→ Directions for this task:
Extract the full listing verbatim and drop any pictures from your copy.

→ Extracted records:
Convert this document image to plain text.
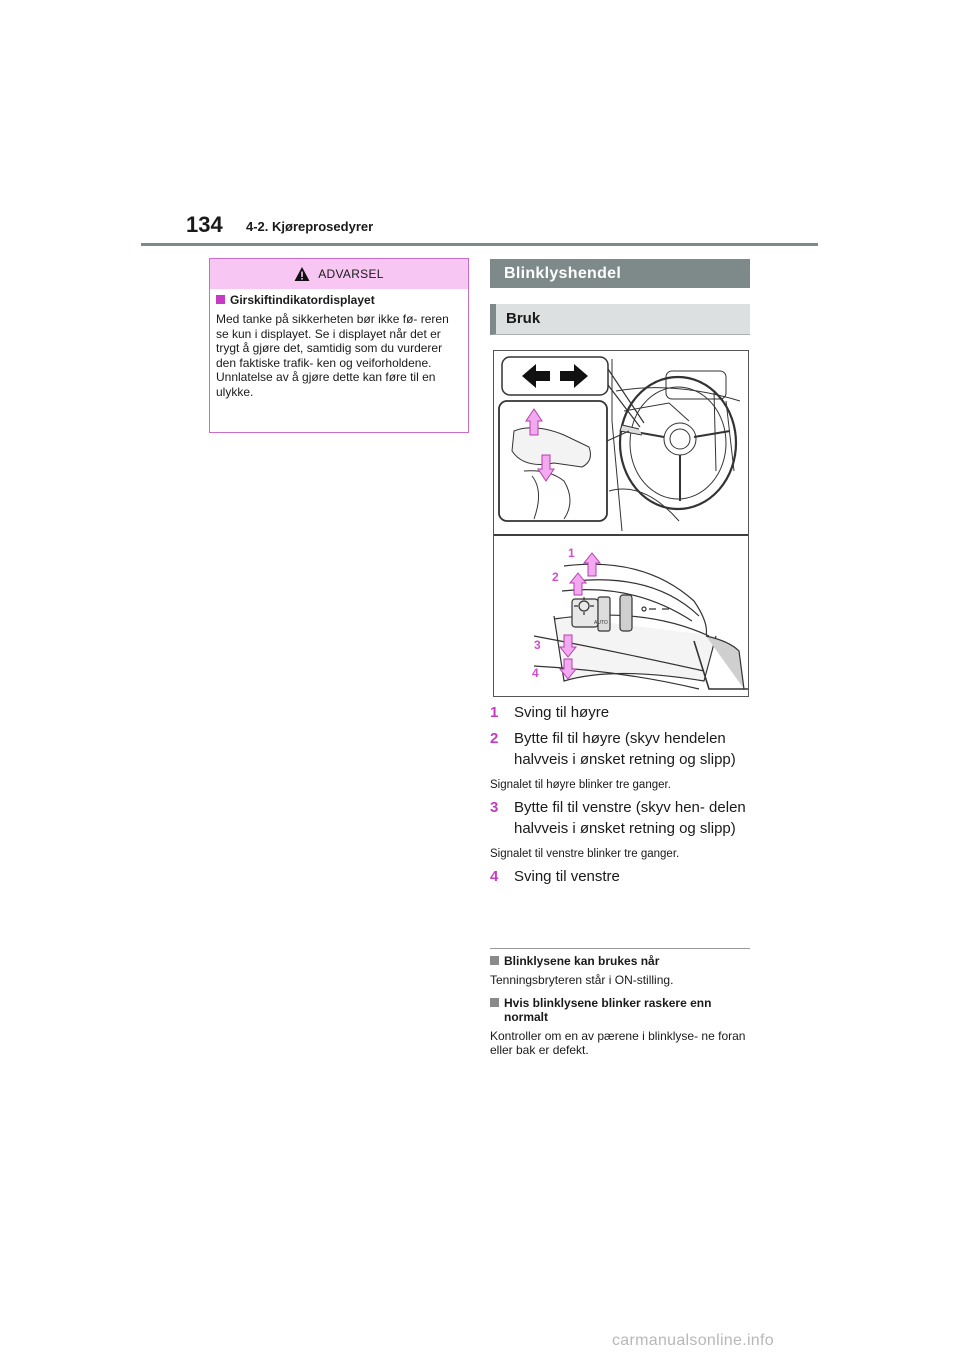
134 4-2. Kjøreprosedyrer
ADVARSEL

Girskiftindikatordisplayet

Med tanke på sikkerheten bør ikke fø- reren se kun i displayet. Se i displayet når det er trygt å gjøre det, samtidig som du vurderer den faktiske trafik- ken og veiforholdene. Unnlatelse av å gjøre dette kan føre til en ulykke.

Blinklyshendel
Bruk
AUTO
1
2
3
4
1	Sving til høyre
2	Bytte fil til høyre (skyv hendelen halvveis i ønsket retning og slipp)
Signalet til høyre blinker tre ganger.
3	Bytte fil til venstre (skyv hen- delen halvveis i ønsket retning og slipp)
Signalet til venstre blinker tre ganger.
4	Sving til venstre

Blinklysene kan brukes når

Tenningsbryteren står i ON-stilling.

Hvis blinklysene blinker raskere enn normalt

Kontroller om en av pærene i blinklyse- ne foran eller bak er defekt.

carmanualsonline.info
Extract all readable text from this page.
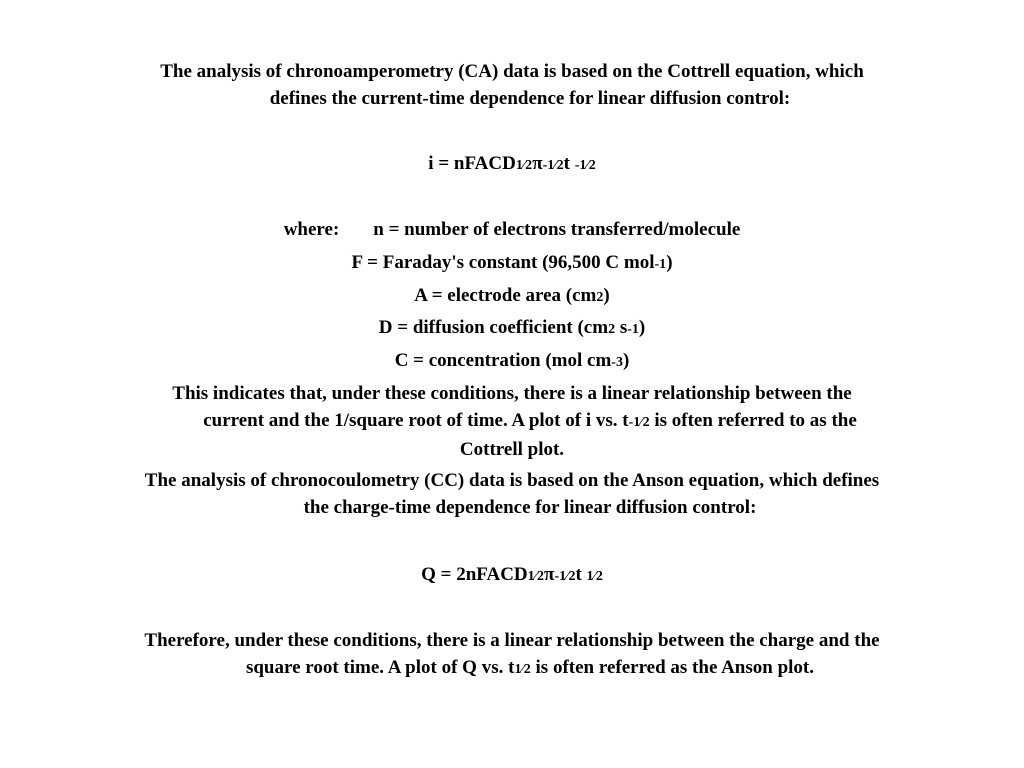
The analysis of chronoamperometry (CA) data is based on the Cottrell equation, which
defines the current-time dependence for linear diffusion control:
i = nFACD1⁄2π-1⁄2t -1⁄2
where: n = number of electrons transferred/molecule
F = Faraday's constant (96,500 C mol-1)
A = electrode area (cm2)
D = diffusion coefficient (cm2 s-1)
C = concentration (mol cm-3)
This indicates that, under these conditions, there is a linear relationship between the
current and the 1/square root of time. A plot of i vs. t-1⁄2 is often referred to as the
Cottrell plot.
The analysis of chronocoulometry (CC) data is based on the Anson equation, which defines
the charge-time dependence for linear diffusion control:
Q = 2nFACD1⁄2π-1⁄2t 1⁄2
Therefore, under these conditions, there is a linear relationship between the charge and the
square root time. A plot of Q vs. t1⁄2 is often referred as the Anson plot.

→ Solved exercise:
Convert this document image to plain text.
134 4-2. Kjøreprosedyrer
ADVARSEL

Girskiftindikatordisplayet

Med tanke på sikkerheten bør ikke fø- reren se kun i displayet. Se i displayet når det er trygt å gjøre det, samtidig som du vurderer den faktiske trafik- ken og veiforholdene. Unnlatelse av å gjøre dette kan føre til en ulykke.

Blinklyshendel
Bruk
AUTO
1
2
3
4
1	Sving til høyre
2	Bytte fil til høyre (skyv hendelen halvveis i ønsket retning og slipp)
Signalet til høyre blinker tre ganger.
3	Bytte fil til venstre (skyv hen- delen halvveis i ønsket retning og slipp)
Signalet til venstre blinker tre ganger.
4	Sving til venstre

Blinklysene kan brukes når

Tenningsbryteren står i ON-stilling.

Hvis blinklysene blinker raskere enn normalt

Kontroller om en av pærene i blinklyse- ne foran eller bak er defekt.

carmanualsonline.info
Extract all readable text from this page.
The analysis of chronoamperometry (CA) data is based on the Cottrell equation, which
defines the current-time dependence for linear diffusion control:
i = nFACD1⁄2π-1⁄2t -1⁄2
where: n = number of electrons transferred/molecule
F = Faraday's constant (96,500 C mol-1)
A = electrode area (cm2)
D = diffusion coefficient (cm2 s-1)
C = concentration (mol cm-3)
This indicates that, under these conditions, there is a linear relationship between the
current and the 1/square root of time. A plot of i vs. t-1⁄2 is often referred to as the
Cottrell plot.
The analysis of chronocoulometry (CC) data is based on the Anson equation, which defines
the charge-time dependence for linear diffusion control:
Q = 2nFACD1⁄2π-1⁄2t 1⁄2
Therefore, under these conditions, there is a linear relationship between the charge and the
square root time. A plot of Q vs. t1⁄2 is often referred as the Anson plot.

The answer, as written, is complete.